What the task asks: Return every line of the data below that contains the word "signal", matching case exactly.

(Source data)
--

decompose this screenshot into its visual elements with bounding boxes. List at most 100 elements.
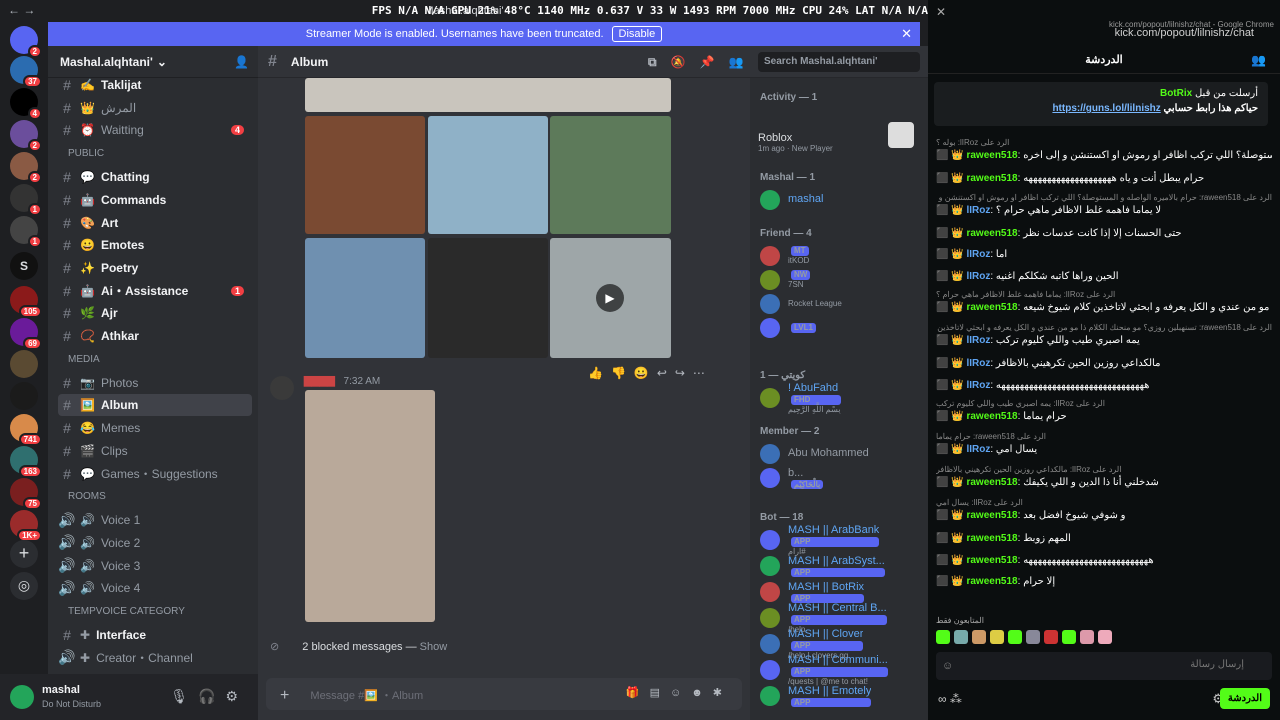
emote-icon[interactable] — [1008, 630, 1022, 644]
server-icon[interactable]: 4 — [10, 88, 42, 120]
server-icon[interactable]: 75 — [10, 478, 42, 510]
voice-controls[interactable]: 🎙🎧⚙ — [170, 688, 248, 705]
emote-icon[interactable] — [936, 630, 950, 644]
member-item[interactable]: mashal — [760, 188, 924, 212]
emote-icon[interactable] — [1098, 630, 1112, 644]
album-photo[interactable] — [428, 116, 548, 234]
chat-username[interactable]: lIRoz — [966, 205, 990, 216]
channel-item[interactable]: # 🖼️ Album — [58, 394, 252, 417]
attach-icon[interactable]: + — [280, 687, 289, 704]
emote-icon[interactable] — [954, 630, 968, 644]
channel-item[interactable]: # 💬 Games・Suggestions — [58, 463, 252, 485]
channel-item[interactable]: # ✍️ Taklijat — [58, 74, 252, 96]
chat-input[interactable]: إرسال رسالة — [936, 652, 1272, 680]
home-icon[interactable]: 2 — [10, 26, 42, 58]
chat-message[interactable]: الرد على lIRoz: مالكداعي روزين الحين تكر… — [936, 465, 1272, 495]
channel-item[interactable]: # 🎬 Clips — [58, 440, 252, 462]
channel-item[interactable]: # 🎨 Art — [58, 212, 252, 234]
channel-item[interactable]: # 😂 Memes — [58, 417, 252, 439]
show-link[interactable]: Show — [420, 641, 448, 653]
send-chat-button[interactable]: الدردشة — [1219, 688, 1270, 709]
pinned-user[interactable]: BotRix — [1160, 88, 1192, 99]
chat-username[interactable]: lIRoz — [966, 380, 990, 391]
channel-item[interactable]: # 🤖 Ai・Assistance 1 — [58, 280, 252, 302]
close-icon[interactable]: ✕ — [936, 5, 946, 19]
message-composer[interactable]: + Message #🖼️ ・Album 🎁▤☺☻✱ — [266, 678, 742, 710]
category-18[interactable]: Rooms — [68, 491, 106, 502]
channel-item[interactable]: # 📿 Athkar — [58, 325, 252, 347]
chat-message[interactable]: الرد على raween518: تسنهبلين روزي؟ مو من… — [936, 323, 1272, 353]
member-item[interactable]: MT itKOD — [760, 244, 924, 268]
server-icon[interactable]: 163 — [10, 446, 42, 478]
channel-item[interactable]: # ✨ Poetry — [58, 257, 252, 279]
channel-item[interactable]: # ✚ Interface — [58, 624, 252, 646]
chat-username[interactable]: raween518 — [966, 510, 1017, 521]
member-item[interactable]: MASH || BotRix APP — [760, 580, 924, 604]
server-icon[interactable] — [10, 382, 38, 410]
server-icon[interactable]: 2 — [10, 120, 42, 152]
server-icon[interactable]: 105 — [10, 286, 42, 318]
album-photo[interactable] — [305, 116, 425, 234]
member-item[interactable]: NW 7SN — [760, 268, 924, 292]
channel-item[interactable]: # 📷 Photos — [58, 372, 252, 394]
chat-message[interactable]: ⬛ 👑 lIRoz: الحين وراها كاتبه شكلكم اغنيه — [936, 269, 1272, 287]
chat-username[interactable]: raween518 — [966, 533, 1017, 544]
member-item[interactable]: LVL1 — [760, 316, 924, 340]
channel-item[interactable]: 🔊 🔊 Voice 3 — [58, 555, 252, 577]
message-photo[interactable] — [305, 390, 435, 622]
emote-icon[interactable] — [1080, 630, 1094, 644]
add-server-icon[interactable]: + — [10, 540, 38, 568]
server-icon[interactable] — [10, 350, 38, 378]
server-icon[interactable]: 1K+ — [10, 510, 42, 542]
emote-icon[interactable] — [1062, 630, 1076, 644]
play-icon[interactable]: ▶ — [596, 284, 624, 312]
chat-username[interactable]: lIRoz — [966, 335, 990, 346]
channel-item[interactable]: 🔊 🔊 Voice 1 — [58, 509, 252, 531]
chat-message[interactable]: الرد على lIRoz: يمه اصبري طيب واللي كليو… — [936, 399, 1272, 429]
chat-username[interactable]: lIRoz — [966, 358, 990, 369]
search-input[interactable]: Search Mashal.alqhtani' — [758, 52, 920, 72]
chat-username[interactable]: lIRoz — [966, 249, 990, 260]
chat-username[interactable]: raween518 — [966, 477, 1017, 488]
chat-message[interactable]: ⬛ 👑 lIRoz: ههههههههههههههههههههههههههههه… — [936, 378, 1272, 396]
chat-username[interactable]: raween518 — [966, 576, 1017, 587]
server-icon[interactable]: 741 — [10, 414, 42, 446]
member-item[interactable]: MASH || ArabBank APP ارام# — [760, 524, 924, 556]
server-icon[interactable]: 37 — [10, 56, 42, 88]
category-12[interactable]: Media — [68, 354, 100, 365]
infinity-icon[interactable]: ∞ ⁂ — [938, 692, 962, 706]
message-actions[interactable]: 👍👎😀↩↪⋯ — [588, 366, 713, 380]
emote-icon[interactable] — [972, 630, 986, 644]
discover-icon[interactable]: ◎ — [10, 572, 38, 600]
chat-username[interactable]: raween518 — [966, 150, 1017, 161]
pinned-link[interactable]: https://guns.lol/lilnishz — [1052, 103, 1160, 114]
album-photo[interactable] — [305, 78, 671, 112]
member-item[interactable]: Abu Mohammed — [760, 442, 924, 466]
member-item[interactable]: ! AbuFahd FHD بِسْمِ اللَّهِ الرَّحِيمِ — [760, 382, 924, 414]
emote-icon[interactable] — [1026, 630, 1040, 644]
header-toolbar-icons[interactable]: ⧉🔕📌👥 — [648, 55, 757, 70]
chat-message[interactable]: ⬛ 👑 lIRoz: اما — [936, 247, 1272, 265]
member-item[interactable]: Rocket League — [760, 292, 924, 316]
chat-message[interactable]: الرد على lIRoz: يسال امي ⬛ 👑 raween518: و… — [936, 498, 1272, 528]
chat-message[interactable]: ⬛ 👑 raween518: حتى الحسنات إلا إذا كانت … — [936, 226, 1272, 244]
chat-message[interactable]: ⬛ 👑 raween518: حرام يبطل أنت و ياه ههههه… — [936, 171, 1272, 189]
composer-toolbar-icons[interactable]: 🎁▤☺☻✱ — [626, 686, 732, 699]
emote-icon[interactable] — [990, 630, 1004, 644]
server-icon[interactable]: 1 — [10, 184, 42, 216]
channel-item[interactable]: # 💬 Chatting — [58, 166, 252, 188]
chat-username[interactable]: raween518 — [966, 555, 1017, 566]
url-bar[interactable]: kick.com/popout/lilnishz/chat — [1115, 27, 1254, 39]
emote-icon[interactable] — [1044, 630, 1058, 644]
album-photo[interactable] — [305, 238, 425, 358]
chat-message[interactable]: الرد على lIRoz: بوله ؟ ⬛ 👑 raween518: حرا… — [936, 138, 1272, 168]
chat-message[interactable]: ⬛ 👑 raween518: إلا حرام — [936, 574, 1272, 592]
activity-card[interactable]: Roblox 1m ago · New Player — [758, 114, 918, 154]
member-item[interactable]: MASH || Communi... APP/quests | @me to ch… — [760, 654, 924, 686]
server-icon[interactable]: 69 — [10, 318, 42, 350]
add-user-icon[interactable]: 👤 — [234, 55, 249, 69]
chat-username[interactable]: raween518 — [966, 228, 1017, 239]
chat-message[interactable]: الرد على raween518: حرام بالاميره الواصل… — [936, 193, 1272, 223]
chat-message[interactable]: الرد على raween518: حرام يماما ⬛ 👑 lIRoz:… — [936, 432, 1272, 462]
album-photo[interactable] — [550, 116, 671, 234]
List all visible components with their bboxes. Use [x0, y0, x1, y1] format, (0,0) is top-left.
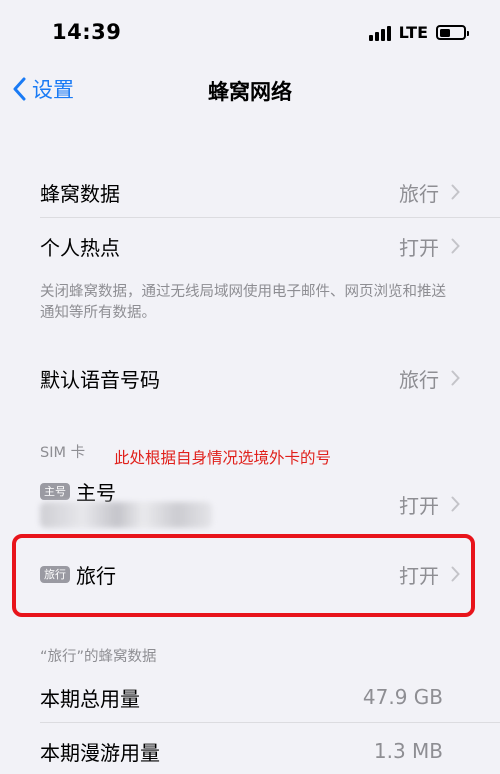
default-voice-row[interactable]: 默认语音号码 旅行	[40, 358, 500, 398]
usage-total-row: 本期总用量 47.9 GB	[40, 677, 500, 717]
red-annotation: 此处根据自身情况选境外卡的号	[114, 449, 332, 467]
sim-section-header: SIM 卡	[40, 445, 86, 461]
usage-total-value: 47.9 GB	[362, 685, 443, 709]
divider	[40, 217, 500, 218]
chevron-right-icon	[451, 370, 460, 386]
cellular-data-row[interactable]: 蜂窝数据 旅行	[40, 172, 500, 212]
usage-roaming-value: 1.3 MB	[373, 739, 443, 763]
cellular-data-label: 蜂窝数据	[40, 181, 120, 206]
hotspot-row[interactable]: 个人热点 打开	[40, 226, 500, 266]
default-voice-value: 旅行	[399, 367, 439, 392]
battery-icon	[436, 25, 469, 40]
nav-bar: 设置 蜂窝网络	[0, 62, 500, 116]
chevron-right-icon	[451, 496, 460, 512]
usage-section-header: “旅行”的蜂窝数据	[40, 649, 157, 665]
status-time: 14:39	[52, 20, 122, 44]
sim-tag-primary: 主号	[40, 482, 70, 500]
page-title: 蜂窝网络	[208, 80, 292, 104]
hotspot-label: 个人热点	[40, 235, 120, 260]
cellular-footnote: 关闭蜂窝数据，通过无线局域网使用电子邮件、网页浏览和推送通知等所有数据。	[40, 284, 446, 321]
sim-primary-status[interactable]: 打开	[340, 484, 500, 524]
redacted-number	[40, 502, 212, 528]
network-type: LTE	[398, 23, 428, 42]
hotspot-value: 打开	[399, 235, 439, 260]
status-bar: 14:39 LTE	[0, 0, 500, 62]
sim-primary-value: 打开	[399, 493, 439, 518]
usage-total-label: 本期总用量	[40, 686, 140, 711]
cellular-data-value: 旅行	[399, 181, 439, 206]
usage-roaming-row: 本期漫游用量 1.3 MB	[40, 731, 500, 771]
chevron-right-icon	[451, 238, 460, 254]
red-highlight-box	[12, 534, 475, 617]
status-indicators: LTE	[368, 23, 469, 42]
usage-roaming-label: 本期漫游用量	[40, 740, 160, 765]
chevron-right-icon	[451, 184, 460, 200]
default-voice-label: 默认语音号码	[40, 367, 160, 392]
signal-icon	[368, 25, 391, 41]
divider	[40, 722, 500, 723]
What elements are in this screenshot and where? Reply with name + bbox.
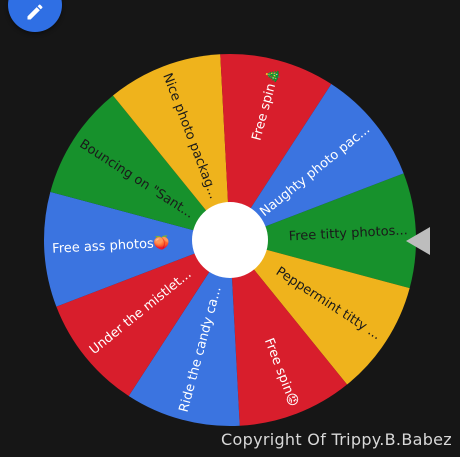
wheel-center-hub[interactable] bbox=[192, 202, 268, 278]
copyright-watermark: Copyright Of Trippy.B.Babez bbox=[221, 430, 452, 449]
wheel-app: Free titty photos... Peppermint titty ...… bbox=[0, 0, 460, 457]
pencil-icon bbox=[25, 0, 45, 27]
triangle-left-icon bbox=[406, 227, 430, 255]
wheel-pointer bbox=[406, 227, 432, 260]
spin-wheel[interactable]: Free titty photos...Peppermint titty ...… bbox=[0, 0, 460, 457]
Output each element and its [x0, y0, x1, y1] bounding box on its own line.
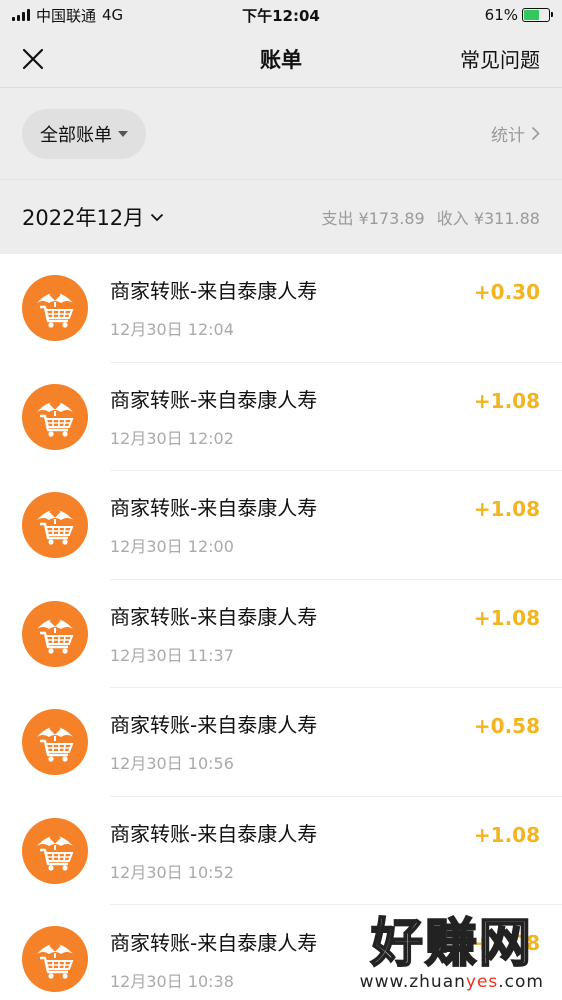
transaction-amount: +1.08 — [473, 605, 540, 630]
chevron-down-icon — [151, 213, 164, 221]
transaction-time: 12月30日 10:38 — [110, 971, 234, 991]
umbrella-cart-icon — [22, 709, 88, 776]
clock: 下午12:04 — [242, 6, 320, 25]
transaction-time: 12月30日 10:52 — [110, 862, 234, 882]
transaction-text: 商家转账-来自泰康人寿 12月30日 12:00 +1.08 — [110, 471, 562, 580]
umbrella-cart-icon — [22, 817, 88, 884]
transaction-time: 12月30日 12:02 — [110, 428, 234, 448]
network-type: 4G — [102, 6, 124, 24]
umbrella-cart-icon — [22, 492, 88, 559]
umbrella-cart-icon — [22, 275, 88, 342]
carrier: 中国联通 — [36, 6, 97, 25]
umbrella-cart-icon — [22, 600, 88, 667]
month-row: 2022年12月 支出 ¥173.89 收入 ¥311.88 — [0, 180, 562, 254]
bill-type-filter[interactable]: 全部账单 — [22, 108, 146, 159]
transaction-text: 商家转账-来自泰康人寿 12月30日 10:52 +1.08 — [110, 797, 562, 905]
transaction-text: 商家转账-来自泰康人寿 12月30日 11:37 +1.08 — [110, 580, 562, 688]
transaction-amount: +0.58 — [473, 714, 540, 738]
nav-bar: 账单 常见问题 — [0, 30, 562, 88]
status-right: 61% — [484, 6, 553, 24]
transaction-row[interactable]: 商家转账-来自泰康人寿 12月30日 12:04 +0.30 — [0, 254, 562, 363]
income-total: 收入 ¥311.88 — [436, 209, 540, 228]
expense-total: 支出 ¥173.89 — [321, 209, 425, 228]
transaction-amount: +1.08 — [473, 497, 540, 521]
battery-icon — [522, 8, 553, 22]
filter-row: 全部账单 统计 — [0, 88, 562, 180]
transaction-row[interactable]: 商家转账-来自泰康人寿 12月30日 12:00 +1.08 — [0, 471, 562, 580]
stats-link[interactable]: 统计 — [491, 121, 540, 146]
transaction-text: 商家转账-来自泰康人寿 12月30日 10:56 +0.58 — [110, 688, 562, 797]
transaction-amount: +0.30 — [473, 280, 540, 304]
transaction-amount: +1.08 — [473, 388, 540, 413]
transaction-amount: +1.08 — [473, 822, 540, 847]
caret-down-icon — [118, 130, 128, 137]
transaction-list: 商家转账-来自泰康人寿 12月30日 12:04 +0.30 商家转账-来自泰康… — [0, 254, 562, 1000]
month-label: 2022年12月 — [22, 206, 145, 230]
month-summary: 支出 ¥173.89 收入 ¥311.88 — [321, 205, 540, 229]
transaction-row[interactable]: 商家转账-来自泰康人寿 12月30日 10:52 +1.08 — [0, 797, 562, 905]
transaction-text: 商家转账-来自泰康人寿 12月30日 12:02 +1.08 — [110, 363, 562, 471]
transaction-row[interactable]: 商家转账-来自泰康人寿 12月30日 12:02 +1.08 — [0, 363, 562, 471]
transaction-row[interactable]: 商家转账-来自泰康人寿 12月30日 10:38 +1.08 — [0, 905, 562, 1000]
umbrella-cart-icon — [22, 383, 88, 450]
bill-type-label: 全部账单 — [40, 124, 112, 146]
transaction-row[interactable]: 商家转账-来自泰康人寿 12月30日 11:37 +1.08 — [0, 580, 562, 688]
transaction-time: 12月30日 12:04 — [110, 320, 234, 340]
chevron-right-icon — [531, 126, 540, 141]
status-bar: 中国联通 4G 下午12:04 61% — [0, 0, 562, 30]
status-left: 中国联通 4G — [12, 5, 123, 26]
transaction-text: 商家转账-来自泰康人寿 12月30日 10:38 +1.08 — [110, 905, 562, 1000]
transaction-row[interactable]: 商家转账-来自泰康人寿 12月30日 10:56 +0.58 — [0, 688, 562, 797]
transaction-time: 12月30日 12:00 — [110, 537, 234, 557]
signal-icon — [12, 9, 30, 21]
transaction-time: 12月30日 10:56 — [110, 754, 234, 774]
transaction-text: 商家转账-来自泰康人寿 12月30日 12:04 +0.30 — [110, 254, 562, 363]
stats-label: 统计 — [491, 126, 525, 146]
battery-percent: 61% — [484, 6, 518, 24]
close-icon[interactable] — [22, 48, 44, 70]
month-selector[interactable]: 2022年12月 — [22, 202, 164, 232]
umbrella-cart-icon — [22, 926, 88, 993]
transaction-amount: +1.08 — [473, 931, 540, 955]
transaction-time: 12月30日 11:37 — [110, 645, 234, 665]
faq-link[interactable]: 常见问题 — [460, 44, 540, 73]
page-title: 账单 — [260, 47, 302, 72]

--

Answer for this exercise:
signal-icon	[368, 25, 391, 41]
signal-icon — [12, 9, 30, 21]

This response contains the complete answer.